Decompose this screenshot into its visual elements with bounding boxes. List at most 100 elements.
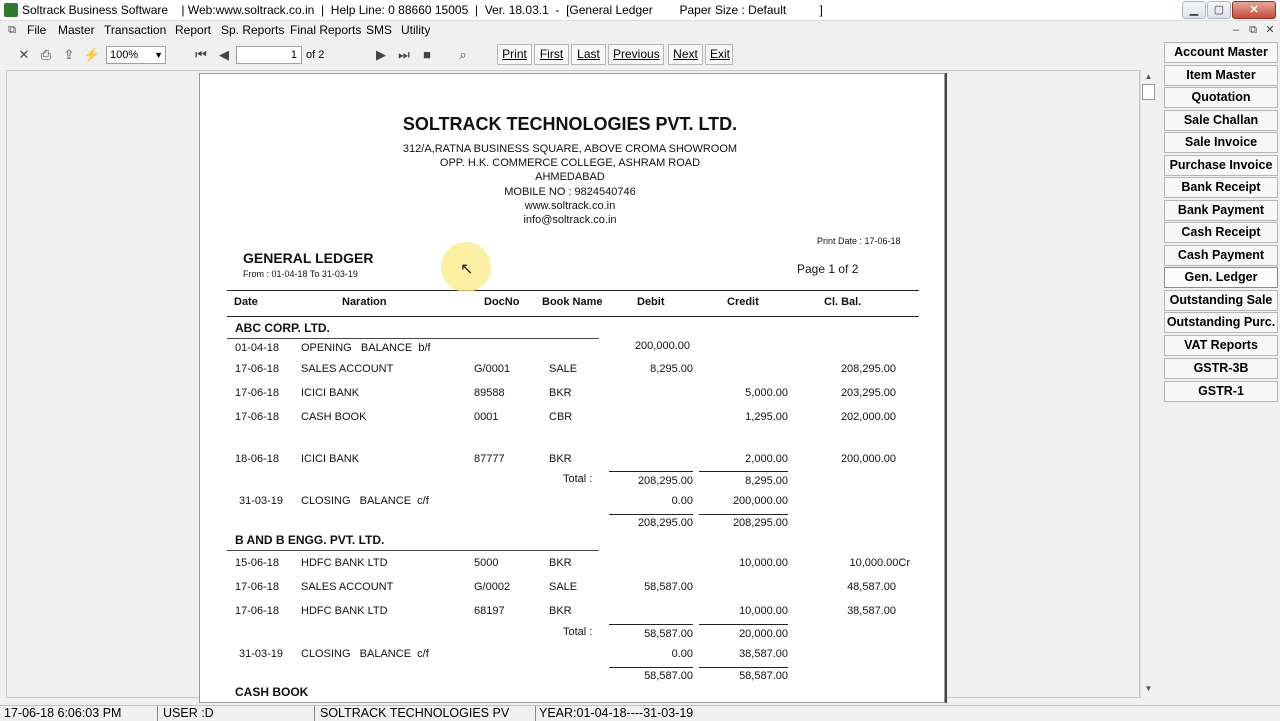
row-date: 17-06-18	[235, 411, 280, 423]
scroll-thumb[interactable]	[1142, 84, 1155, 100]
scroll-down-icon[interactable]: ▼	[1141, 682, 1156, 696]
grand-debit: 58,587.00	[644, 670, 693, 682]
row-docno: G/0002	[474, 581, 511, 593]
menu-master[interactable]: Master	[58, 23, 95, 37]
row-credit: 10,000.00	[739, 557, 788, 569]
first-button[interactable]: First	[534, 44, 569, 65]
row-balance: 203,295.00	[840, 387, 896, 399]
page-number-input[interactable]: 1	[236, 46, 302, 64]
menu-report[interactable]: Report	[175, 23, 211, 37]
grand-debit: 208,295.00	[637, 517, 693, 529]
grand-rule	[609, 667, 693, 668]
closing-date: 31-03-19	[239, 495, 284, 507]
zoom-select[interactable]: 100% ▼	[106, 46, 166, 64]
row-book: SALE	[549, 363, 578, 375]
report-title: GENERAL LEDGER	[243, 250, 374, 266]
bank-receipt-button[interactable]: Bank Receipt	[1164, 177, 1278, 198]
previous-button[interactable]: Previous	[608, 44, 664, 65]
gen-ledger-button[interactable]: Gen. Ledger	[1164, 267, 1278, 288]
lightning-icon[interactable]: ⚡	[83, 46, 101, 64]
account-underline	[227, 550, 599, 551]
exit-button[interactable]: Exit	[705, 44, 733, 65]
menu-transaction[interactable]: Transaction	[104, 23, 166, 37]
col-credit: Credit	[727, 296, 759, 308]
menu-sp-reports[interactable]: Sp. Reports	[221, 23, 284, 37]
sale-challan-button[interactable]: Sale Challan	[1164, 110, 1278, 131]
grand-rule	[699, 514, 788, 515]
total-label: Total :	[563, 626, 593, 638]
row-docno: 0001	[474, 411, 499, 423]
gstr-1-button[interactable]: GSTR-1	[1164, 381, 1278, 402]
menu-file[interactable]: File	[27, 23, 46, 37]
mobile-line: MOBILE NO : 9824540746	[504, 186, 636, 198]
row-narration: SALES ACCOUNT	[301, 363, 394, 375]
gstr-3b-button[interactable]: GSTR-3B	[1164, 358, 1278, 379]
vertical-scrollbar[interactable]: ▲ ▼	[1140, 70, 1155, 698]
vat-reports-button[interactable]: VAT Reports	[1164, 335, 1278, 356]
row-docno: 5000	[474, 557, 499, 569]
total-debit: 208,295.00	[637, 475, 693, 487]
row-debit: 8,295.00	[650, 363, 693, 375]
menu-utility[interactable]: Utility	[401, 23, 430, 37]
minimize-button[interactable]: ▁	[1182, 1, 1206, 19]
outstanding-sale-button[interactable]: Outstanding Sale	[1164, 290, 1278, 311]
next-page-icon[interactable]: ▶	[372, 46, 390, 64]
row-date: 18-06-18	[235, 453, 280, 465]
page-total-label: of 2	[306, 49, 325, 61]
row-book: BKR	[549, 605, 572, 617]
close-icon[interactable]: ✕	[15, 46, 33, 64]
sale-invoice-button[interactable]: Sale Invoice	[1164, 132, 1278, 153]
close-button[interactable]: ✕	[1232, 1, 1276, 19]
total-label: Total :	[563, 473, 593, 485]
row-narration: ICICI BANK	[301, 453, 360, 465]
purchase-invoice-button[interactable]: Purchase Invoice	[1164, 155, 1278, 176]
address-line: OPP. H.K. COMMERCE COLLEGE, ASHRAM ROAD	[439, 157, 701, 169]
search-binoculars-icon[interactable]: ⌕	[454, 46, 472, 64]
status-divider	[157, 706, 158, 721]
mdi-restore-button[interactable]: ⧉	[1245, 23, 1261, 38]
print-icon[interactable]: ⎙	[37, 46, 55, 64]
address-line: AHMEDABAD	[535, 171, 605, 183]
last-button[interactable]: Last	[571, 44, 606, 65]
row-credit: 10,000.00	[739, 605, 788, 617]
col-docno: DocNo	[484, 296, 520, 308]
outstanding-purchase-button[interactable]: Outstanding Purc.	[1164, 312, 1278, 333]
stop-icon[interactable]: ■	[418, 46, 436, 64]
quotation-button[interactable]: Quotation	[1164, 87, 1278, 108]
header-rule-top	[227, 290, 919, 291]
closing-date: 31-03-19	[239, 648, 284, 660]
account-master-button[interactable]: Account Master	[1164, 42, 1278, 63]
menu-final-reports[interactable]: Final Reports	[290, 23, 361, 37]
row-narration: HDFC BANK LTD	[301, 605, 388, 617]
ledger-account-name: CASH BOOK	[235, 685, 309, 699]
next-button[interactable]: Next	[668, 44, 703, 65]
row-credit: 2,000.00	[745, 453, 788, 465]
row-date: 17-06-18	[235, 581, 280, 593]
scroll-up-icon[interactable]: ▲	[1141, 70, 1156, 84]
page-indicator: Page 1 of 2	[797, 262, 859, 276]
report-page: SOLTRACK TECHNOLOGIES PVT. LTD. 312/A,RA…	[199, 73, 945, 703]
total-rule	[609, 471, 693, 472]
maximize-button[interactable]: ▢	[1207, 1, 1231, 19]
prev-page-icon[interactable]: ◀	[215, 46, 233, 64]
print-button[interactable]: Print	[497, 44, 532, 65]
first-page-icon[interactable]: ⏮	[192, 46, 210, 64]
mdi-minimize-button[interactable]: –	[1228, 23, 1244, 38]
cash-payment-button[interactable]: Cash Payment	[1164, 245, 1278, 266]
status-bar: 17-06-18 6:06:03 PM USER :D SOLTRACK TEC…	[0, 705, 1280, 721]
total-rule	[699, 624, 788, 625]
row-balance: 200,000.00	[840, 453, 896, 465]
row-balance: 202,000.00	[840, 411, 896, 423]
mdi-close-button[interactable]: ✕	[1262, 23, 1278, 38]
menu-bar: ⧉ File Master Transaction Report Sp. Rep…	[0, 21, 1280, 40]
row-docno: 68197	[474, 605, 505, 617]
row-docno: 87777	[474, 453, 505, 465]
last-page-icon[interactable]: ⏭	[395, 46, 413, 64]
menu-sms[interactable]: SMS	[366, 23, 392, 37]
mdi-document-icon[interactable]: ⧉	[4, 23, 20, 38]
bank-payment-button[interactable]: Bank Payment	[1164, 200, 1278, 221]
export-icon[interactable]: ⇪	[60, 46, 78, 64]
row-narration: HDFC BANK LTD	[301, 557, 388, 569]
item-master-button[interactable]: Item Master	[1164, 65, 1278, 86]
cash-receipt-button[interactable]: Cash Receipt	[1164, 222, 1278, 243]
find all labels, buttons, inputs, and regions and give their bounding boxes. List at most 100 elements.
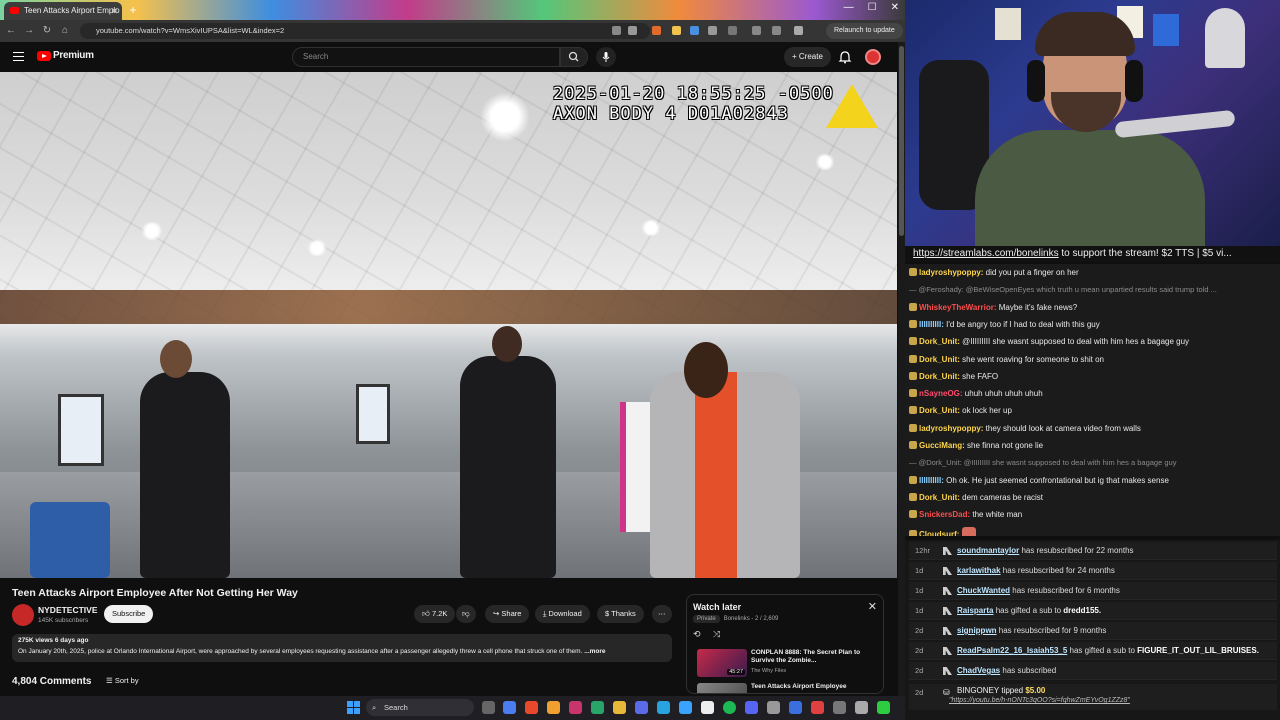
chat-username[interactable]: Dork_Unit: [919,493,960,502]
loop-icon[interactable]: ⟲ [693,629,701,640]
extension-icon[interactable] [652,26,661,35]
event-username[interactable]: signippwn [957,626,997,635]
obs-icon[interactable] [701,701,714,714]
like-button[interactable]: 👍︎ 7.2K [414,605,456,623]
more-link[interactable]: ...more [584,648,605,655]
app-icon[interactable] [877,701,890,714]
bookmark-star-icon[interactable] [628,26,637,35]
address-bar[interactable]: youtube.com/watch?v=WmsXivIUPSA&list=WL&… [80,23,650,39]
chat-username[interactable]: Dork_Unit: [919,355,960,364]
video-player[interactable]: 2025-01-20 18:55:25 -0500 AXON BODY 4 D0… [0,72,897,578]
chat-username[interactable]: ladyroshypoppy: [919,424,983,433]
playlist-owner[interactable]: Bonelinks [724,616,750,622]
create-button[interactable]: + Create [784,47,831,67]
forward-icon[interactable]: → [22,24,36,38]
extension-icon[interactable] [708,26,717,35]
scrollbar-thumb[interactable] [899,46,904,236]
subscribe-button[interactable]: Subscribe [104,605,154,623]
back-icon[interactable]: ← [4,24,18,38]
home-icon[interactable]: ⌂ [58,24,72,38]
download-button[interactable]: ⤓ Download [535,605,590,623]
description-box[interactable]: 275K views 6 days ago On January 20th, 2… [12,634,672,662]
extensions-puzzle-icon[interactable] [728,26,737,35]
app-icon[interactable] [745,701,758,714]
channel-name[interactable]: NYDETECTIVE [38,605,98,615]
hamburger-menu-icon[interactable] [13,52,24,61]
event-username[interactable]: ChadVegas [957,666,1000,675]
chat-username[interactable]: Cloudsurf: [919,530,959,537]
event-time: 2d [915,646,924,655]
app-icon[interactable] [789,701,802,714]
chat-username[interactable]: Dork_Unit: [919,337,960,346]
playlist-item-current[interactable]: Teen Attacks Airport Employee [697,683,877,693]
app-icon[interactable] [569,701,582,714]
event-username[interactable]: karlawithak [957,566,1001,575]
profile-icon[interactable] [794,26,803,35]
chat-username[interactable]: Dork_Unit: [919,406,960,415]
app-icon[interactable] [855,701,868,714]
minimize-icon[interactable]: — [844,2,854,13]
chat-text: the white man [970,510,1023,520]
voice-search-button[interactable] [596,47,616,67]
spotify-icon[interactable] [723,701,736,714]
event-username[interactable]: ChuckWanted [957,586,1010,595]
chat-username[interactable]: GucciMang: [919,441,965,450]
extension-icon[interactable] [672,26,681,35]
search-input[interactable]: Search [292,47,560,67]
event-username[interactable]: Raisparta [957,606,993,615]
chat-username[interactable]: WhiskeyTheWarrior: [919,303,997,312]
app-icon[interactable] [833,701,846,714]
app-icon[interactable] [679,701,692,714]
sort-by-button[interactable]: ☰ Sort by [106,676,139,685]
chrome-profile-icon[interactable] [547,701,560,714]
search-button[interactable] [560,47,588,67]
thanks-button[interactable]: $ Thanks [597,605,644,623]
window-close-icon[interactable]: ✕ [891,2,899,13]
reload-icon[interactable]: ↻ [40,24,54,38]
sidebar-icon[interactable] [772,26,781,35]
shuffle-icon[interactable]: ⤨ [713,629,720,640]
windows-start-icon[interactable] [347,701,360,714]
extension-icon[interactable] [690,26,699,35]
relaunch-button[interactable]: Relaunch to update [826,23,903,39]
event-username[interactable]: soundmantaylor [957,546,1019,555]
playlist-item[interactable]: 45:27 CONPLAN 8888: The Secret Plan to S… [697,649,877,677]
browser-tab[interactable]: Teen Attacks Airport Emplo ✕ [4,2,122,20]
event-username[interactable]: ReadPsalm22_16_Isaiah53_5 [957,646,1067,655]
channel-avatar[interactable] [12,604,34,626]
new-tab-button[interactable]: + [126,3,140,17]
app-icon[interactable] [591,701,604,714]
share-button[interactable]: ↪ Share [485,605,530,623]
chrome-icon[interactable] [525,701,538,714]
ticker-link[interactable]: https://streamlabs.com/bonelinks [913,248,1059,259]
file-explorer-icon[interactable] [613,701,626,714]
youtube-brand[interactable]: Premium [53,50,94,61]
chat-username[interactable]: ladyroshypoppy: [919,268,983,277]
youtube-logo-icon[interactable] [37,51,51,61]
event-row: 1d Raisparta has gifted a sub to dredd155… [909,602,1277,620]
maximize-icon[interactable]: ☐ [868,2,877,13]
edge-icon[interactable] [503,701,516,714]
taskbar-search[interactable]: ⌕ Search [366,699,474,716]
chat-username[interactable]: IIIIIIIIII: [919,320,944,329]
tip-message[interactable]: "https://youtu.be/h-nONTc3qOO?si=fqhwZmE… [949,697,1130,704]
app-icon[interactable] [635,701,648,714]
chat-username[interactable]: IIIIIIIIII: [919,476,944,485]
app-icon[interactable] [657,701,670,714]
download-icon[interactable] [752,26,761,35]
app-icon[interactable] [811,701,824,714]
account-avatar[interactable] [865,49,881,65]
sort-label: Sort by [114,676,139,685]
task-view-icon[interactable] [482,701,495,714]
more-actions-button[interactable]: ⋯ [652,605,672,623]
close-panel-icon[interactable]: ✕ [868,600,877,613]
chat-username[interactable]: Dork_Unit: [919,372,960,381]
page-scrollbar[interactable] [898,42,905,696]
app-icon[interactable] [767,701,780,714]
notifications-bell-icon[interactable] [838,50,852,64]
dislike-button[interactable]: 👎︎ [456,605,476,623]
chat-username[interactable]: nSayneOG: [919,389,963,398]
cast-icon[interactable] [612,26,621,35]
tab-close-icon[interactable]: ✕ [110,2,118,20]
chat-username[interactable]: SnickersDad: [919,510,970,519]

*****

## STATED TASK
Copy out the material starting with the line containing "chat-username[interactable]: Dork_Unit: [919,493,960,502]" and ending with the line containing "app-icon[interactable] [569,701,582,714]", both included, without changing anything.

## EXERCISE OUTPUT
chat-username[interactable]: Dork_Unit: [919,493,960,502]
loop-icon[interactable]: ⟲ [693,629,701,640]
extension-icon[interactable] [652,26,661,35]
event-username[interactable]: signippwn [957,626,997,635]
obs-icon[interactable] [701,701,714,714]
like-button[interactable]: 👍︎ 7.2K [414,605,456,623]
more-link[interactable]: ...more [584,648,605,655]
app-icon[interactable] [877,701,890,714]
bookmark-star-icon[interactable] [628,26,637,35]
address-bar[interactable]: youtube.com/watch?v=WmsXivIUPSA&list=WL&… [80,23,650,39]
chat-username[interactable]: Dork_Unit: [919,355,960,364]
video-player[interactable]: 2025-01-20 18:55:25 -0500 AXON BODY 4 D0… [0,72,897,578]
chat-username[interactable]: ladyroshypoppy: [919,424,983,433]
playlist-owner[interactable]: Bonelinks [724,616,750,622]
create-button[interactable]: + Create [784,47,831,67]
forward-icon[interactable]: → [22,24,36,38]
extension-icon[interactable] [708,26,717,35]
scrollbar-thumb[interactable] [899,46,904,236]
subscribe-button[interactable]: Subscribe [104,605,154,623]
back-icon[interactable]: ← [4,24,18,38]
home-icon[interactable]: ⌂ [58,24,72,38]
download-button[interactable]: ⤓ Download [535,605,590,623]
description-box[interactable]: 275K views 6 days ago On January 20th, 2… [12,634,672,662]
extensions-puzzle-icon[interactable] [728,26,737,35]
app-icon[interactable] [745,701,758,714]
channel-name[interactable]: NYDETECTIVE [38,605,98,615]
hamburger-menu-icon[interactable] [13,52,24,61]
event-username[interactable]: ChadVegas [957,666,1000,675]
chat-username[interactable]: Cloudsurf: [919,530,959,537]
event-time: 2d [915,646,924,655]
app-icon[interactable] [789,701,802,714]
chat-username[interactable]: Dork_Unit: [919,337,960,346]
playlist-item-current[interactable]: Teen Attacks Airport Employee [697,683,877,693]
app-icon[interactable] [569,701,582,714]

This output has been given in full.